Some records
........
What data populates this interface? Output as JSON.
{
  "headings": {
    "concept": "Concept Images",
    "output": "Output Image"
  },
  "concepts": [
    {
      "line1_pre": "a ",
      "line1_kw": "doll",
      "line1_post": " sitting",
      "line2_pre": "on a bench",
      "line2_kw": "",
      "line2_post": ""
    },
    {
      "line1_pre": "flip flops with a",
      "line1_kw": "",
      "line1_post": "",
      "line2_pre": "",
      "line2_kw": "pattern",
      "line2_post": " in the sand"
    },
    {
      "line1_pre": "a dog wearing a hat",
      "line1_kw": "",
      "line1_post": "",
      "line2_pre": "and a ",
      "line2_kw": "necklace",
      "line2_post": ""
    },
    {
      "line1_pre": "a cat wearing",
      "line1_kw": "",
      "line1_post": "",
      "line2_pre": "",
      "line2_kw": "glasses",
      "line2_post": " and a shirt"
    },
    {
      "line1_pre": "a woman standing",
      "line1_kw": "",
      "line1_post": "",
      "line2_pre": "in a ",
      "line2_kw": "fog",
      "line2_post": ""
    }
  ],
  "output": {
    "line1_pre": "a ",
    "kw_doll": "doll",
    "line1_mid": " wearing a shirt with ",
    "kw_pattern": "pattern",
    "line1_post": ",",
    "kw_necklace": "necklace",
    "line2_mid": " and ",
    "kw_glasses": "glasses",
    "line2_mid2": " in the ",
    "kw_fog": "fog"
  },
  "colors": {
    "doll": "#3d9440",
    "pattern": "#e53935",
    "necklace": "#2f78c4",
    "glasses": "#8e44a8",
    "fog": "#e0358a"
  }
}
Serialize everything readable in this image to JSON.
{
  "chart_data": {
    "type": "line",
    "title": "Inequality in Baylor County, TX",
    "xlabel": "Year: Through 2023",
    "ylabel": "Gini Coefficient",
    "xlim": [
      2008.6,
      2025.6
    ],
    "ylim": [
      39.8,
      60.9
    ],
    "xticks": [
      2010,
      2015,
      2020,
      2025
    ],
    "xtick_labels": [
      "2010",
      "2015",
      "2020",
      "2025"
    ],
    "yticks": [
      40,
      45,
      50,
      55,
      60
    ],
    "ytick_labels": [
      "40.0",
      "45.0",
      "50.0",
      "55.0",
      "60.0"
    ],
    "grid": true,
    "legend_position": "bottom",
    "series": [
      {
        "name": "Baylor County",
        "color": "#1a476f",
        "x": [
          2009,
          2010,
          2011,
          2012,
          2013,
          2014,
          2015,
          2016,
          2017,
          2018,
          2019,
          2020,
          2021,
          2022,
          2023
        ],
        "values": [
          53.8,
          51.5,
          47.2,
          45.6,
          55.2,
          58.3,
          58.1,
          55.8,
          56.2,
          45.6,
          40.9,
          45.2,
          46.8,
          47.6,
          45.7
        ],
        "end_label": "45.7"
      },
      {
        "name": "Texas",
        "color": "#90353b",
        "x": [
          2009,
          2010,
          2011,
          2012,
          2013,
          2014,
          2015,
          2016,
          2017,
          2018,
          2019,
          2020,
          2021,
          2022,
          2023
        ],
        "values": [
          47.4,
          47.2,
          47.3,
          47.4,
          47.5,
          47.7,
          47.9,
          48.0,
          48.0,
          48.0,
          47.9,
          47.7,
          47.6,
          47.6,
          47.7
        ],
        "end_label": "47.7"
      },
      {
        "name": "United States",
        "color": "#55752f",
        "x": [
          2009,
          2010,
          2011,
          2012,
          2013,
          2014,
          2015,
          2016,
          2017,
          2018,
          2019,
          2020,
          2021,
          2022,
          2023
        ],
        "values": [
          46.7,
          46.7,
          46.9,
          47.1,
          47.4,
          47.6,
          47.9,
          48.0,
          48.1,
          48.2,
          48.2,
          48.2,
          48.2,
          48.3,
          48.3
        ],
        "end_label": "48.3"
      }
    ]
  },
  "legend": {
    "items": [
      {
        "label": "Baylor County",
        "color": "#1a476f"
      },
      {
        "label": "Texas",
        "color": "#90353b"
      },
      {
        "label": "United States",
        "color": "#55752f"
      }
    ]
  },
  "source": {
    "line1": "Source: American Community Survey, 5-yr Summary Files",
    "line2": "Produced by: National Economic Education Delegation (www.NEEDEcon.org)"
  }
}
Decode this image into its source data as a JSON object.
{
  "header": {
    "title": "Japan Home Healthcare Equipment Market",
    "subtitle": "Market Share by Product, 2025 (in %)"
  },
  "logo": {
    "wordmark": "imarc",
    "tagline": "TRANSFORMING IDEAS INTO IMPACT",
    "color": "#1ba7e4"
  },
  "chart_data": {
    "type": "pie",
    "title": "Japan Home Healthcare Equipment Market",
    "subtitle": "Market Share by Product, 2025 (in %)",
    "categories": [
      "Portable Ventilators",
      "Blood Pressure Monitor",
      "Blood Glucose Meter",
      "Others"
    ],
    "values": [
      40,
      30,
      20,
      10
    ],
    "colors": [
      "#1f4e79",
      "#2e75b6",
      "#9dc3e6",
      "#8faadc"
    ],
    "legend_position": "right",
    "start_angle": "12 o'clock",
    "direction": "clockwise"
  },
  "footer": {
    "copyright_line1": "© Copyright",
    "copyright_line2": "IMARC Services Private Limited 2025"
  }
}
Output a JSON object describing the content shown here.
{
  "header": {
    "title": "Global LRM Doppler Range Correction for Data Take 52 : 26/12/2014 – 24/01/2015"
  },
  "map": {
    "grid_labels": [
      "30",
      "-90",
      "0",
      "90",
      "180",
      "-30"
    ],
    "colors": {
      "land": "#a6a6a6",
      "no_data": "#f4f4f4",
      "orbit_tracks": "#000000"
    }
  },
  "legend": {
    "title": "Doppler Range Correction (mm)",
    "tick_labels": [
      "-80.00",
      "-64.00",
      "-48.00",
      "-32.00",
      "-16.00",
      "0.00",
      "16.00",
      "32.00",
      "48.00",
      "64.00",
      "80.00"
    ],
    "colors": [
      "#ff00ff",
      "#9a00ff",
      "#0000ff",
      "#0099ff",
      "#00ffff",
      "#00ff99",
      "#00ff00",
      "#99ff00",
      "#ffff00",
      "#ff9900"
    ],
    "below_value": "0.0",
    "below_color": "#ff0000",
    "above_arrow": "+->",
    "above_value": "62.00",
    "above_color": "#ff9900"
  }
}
........
[PROBLEM STATEMENT]:
All of the data shown above must be copied exactly.

[RESULT OF THE EXERCISE]:
What data populates this interface? Output as JSON.
{
  "headings": {
    "concept": "Concept Images",
    "output": "Output Image"
  },
  "concepts": [
    {
      "line1_pre": "a ",
      "line1_kw": "doll",
      "line1_post": " sitting",
      "line2_pre": "on a bench",
      "line2_kw": "",
      "line2_post": ""
    },
    {
      "line1_pre": "flip flops with a",
      "line1_kw": "",
      "line1_post": "",
      "line2_pre": "",
      "line2_kw": "pattern",
      "line2_post": " in the sand"
    },
    {
      "line1_pre": "a dog wearing a hat",
      "line1_kw": "",
      "line1_post": "",
      "line2_pre": "and a ",
      "line2_kw": "necklace",
      "line2_post": ""
    },
    {
      "line1_pre": "a cat wearing",
      "line1_kw": "",
      "line1_post": "",
      "line2_pre": "",
      "line2_kw": "glasses",
      "line2_post": " and a shirt"
    },
    {
      "line1_pre": "a woman standing",
      "line1_kw": "",
      "line1_post": "",
      "line2_pre": "in a ",
      "line2_kw": "fog",
      "line2_post": ""
    }
  ],
  "output": {
    "line1_pre": "a ",
    "kw_doll": "doll",
    "line1_mid": " wearing a shirt with ",
    "kw_pattern": "pattern",
    "line1_post": ",",
    "kw_necklace": "necklace",
    "line2_mid": " and ",
    "kw_glasses": "glasses",
    "line2_mid2": " in the ",
    "kw_fog": "fog"
  },
  "colors": {
    "doll": "#3d9440",
    "pattern": "#e53935",
    "necklace": "#2f78c4",
    "glasses": "#8e44a8",
    "fog": "#e0358a"
  }
}
Serialize everything readable in this image to JSON.
{
  "chart_data": {
    "type": "line",
    "title": "Inequality in Baylor County, TX",
    "xlabel": "Year: Through 2023",
    "ylabel": "Gini Coefficient",
    "xlim": [
      2008.6,
      2025.6
    ],
    "ylim": [
      39.8,
      60.9
    ],
    "xticks": [
      2010,
      2015,
      2020,
      2025
    ],
    "xtick_labels": [
      "2010",
      "2015",
      "2020",
      "2025"
    ],
    "yticks": [
      40,
      45,
      50,
      55,
      60
    ],
    "ytick_labels": [
      "40.0",
      "45.0",
      "50.0",
      "55.0",
      "60.0"
    ],
    "grid": true,
    "legend_position": "bottom",
    "series": [
      {
        "name": "Baylor County",
        "color": "#1a476f",
        "x": [
          2009,
          2010,
          2011,
          2012,
          2013,
          2014,
          2015,
          2016,
          2017,
          2018,
          2019,
          2020,
          2021,
          2022,
          2023
        ],
        "values": [
          53.8,
          51.5,
          47.2,
          45.6,
          55.2,
          58.3,
          58.1,
          55.8,
          56.2,
          45.6,
          40.9,
          45.2,
          46.8,
          47.6,
          45.7
        ],
        "end_label": "45.7"
      },
      {
        "name": "Texas",
        "color": "#90353b",
        "x": [
          2009,
          2010,
          2011,
          2012,
          2013,
          2014,
          2015,
          2016,
          2017,
          2018,
          2019,
          2020,
          2021,
          2022,
          2023
        ],
        "values": [
          47.4,
          47.2,
          47.3,
          47.4,
          47.5,
          47.7,
          47.9,
          48.0,
          48.0,
          48.0,
          47.9,
          47.7,
          47.6,
          47.6,
          47.7
        ],
        "end_label": "47.7"
      },
      {
        "name": "United States",
        "color": "#55752f",
        "x": [
          2009,
          2010,
          2011,
          2012,
          2013,
          2014,
          2015,
          2016,
          2017,
          2018,
          2019,
          2020,
          2021,
          2022,
          2023
        ],
        "values": [
          46.7,
          46.7,
          46.9,
          47.1,
          47.4,
          47.6,
          47.9,
          48.0,
          48.1,
          48.2,
          48.2,
          48.2,
          48.2,
          48.3,
          48.3
        ],
        "end_label": "48.3"
      }
    ]
  },
  "legend": {
    "items": [
      {
        "label": "Baylor County",
        "color": "#1a476f"
      },
      {
        "label": "Texas",
        "color": "#90353b"
      },
      {
        "label": "United States",
        "color": "#55752f"
      }
    ]
  },
  "source": {
    "line1": "Source: American Community Survey, 5-yr Summary Files",
    "line2": "Produced by: National Economic Education Delegation (www.NEEDEcon.org)"
  }
}
Decode this image into its source data as a JSON object.
{
  "header": {
    "title": "Japan Home Healthcare Equipment Market",
    "subtitle": "Market Share by Product, 2025 (in %)"
  },
  "logo": {
    "wordmark": "imarc",
    "tagline": "TRANSFORMING IDEAS INTO IMPACT",
    "color": "#1ba7e4"
  },
  "chart_data": {
    "type": "pie",
    "title": "Japan Home Healthcare Equipment Market",
    "subtitle": "Market Share by Product, 2025 (in %)",
    "categories": [
      "Portable Ventilators",
      "Blood Pressure Monitor",
      "Blood Glucose Meter",
      "Others"
    ],
    "values": [
      40,
      30,
      20,
      10
    ],
    "colors": [
      "#1f4e79",
      "#2e75b6",
      "#9dc3e6",
      "#8faadc"
    ],
    "legend_position": "right",
    "start_angle": "12 o'clock",
    "direction": "clockwise"
  },
  "footer": {
    "copyright_line1": "© Copyright",
    "copyright_line2": "IMARC Services Private Limited 2025"
  }
}
Output a JSON object describing the content shown here.
{
  "header": {
    "title": "Global LRM Doppler Range Correction for Data Take 52 : 26/12/2014 – 24/01/2015"
  },
  "map": {
    "grid_labels": [
      "30",
      "-90",
      "0",
      "90",
      "180",
      "-30"
    ],
    "colors": {
      "land": "#a6a6a6",
      "no_data": "#f4f4f4",
      "orbit_tracks": "#000000"
    }
  },
  "legend": {
    "title": "Doppler Range Correction (mm)",
    "tick_labels": [
      "-80.00",
      "-64.00",
      "-48.00",
      "-32.00",
      "-16.00",
      "0.00",
      "16.00",
      "32.00",
      "48.00",
      "64.00",
      "80.00"
    ],
    "colors": [
      "#ff00ff",
      "#9a00ff",
      "#0000ff",
      "#0099ff",
      "#00ffff",
      "#00ff99",
      "#00ff00",
      "#99ff00",
      "#ffff00",
      "#ff9900"
    ],
    "below_value": "0.0",
    "below_color": "#ff0000",
    "above_arrow": "+->",
    "above_value": "62.00",
    "above_color": "#ff9900"
  }
}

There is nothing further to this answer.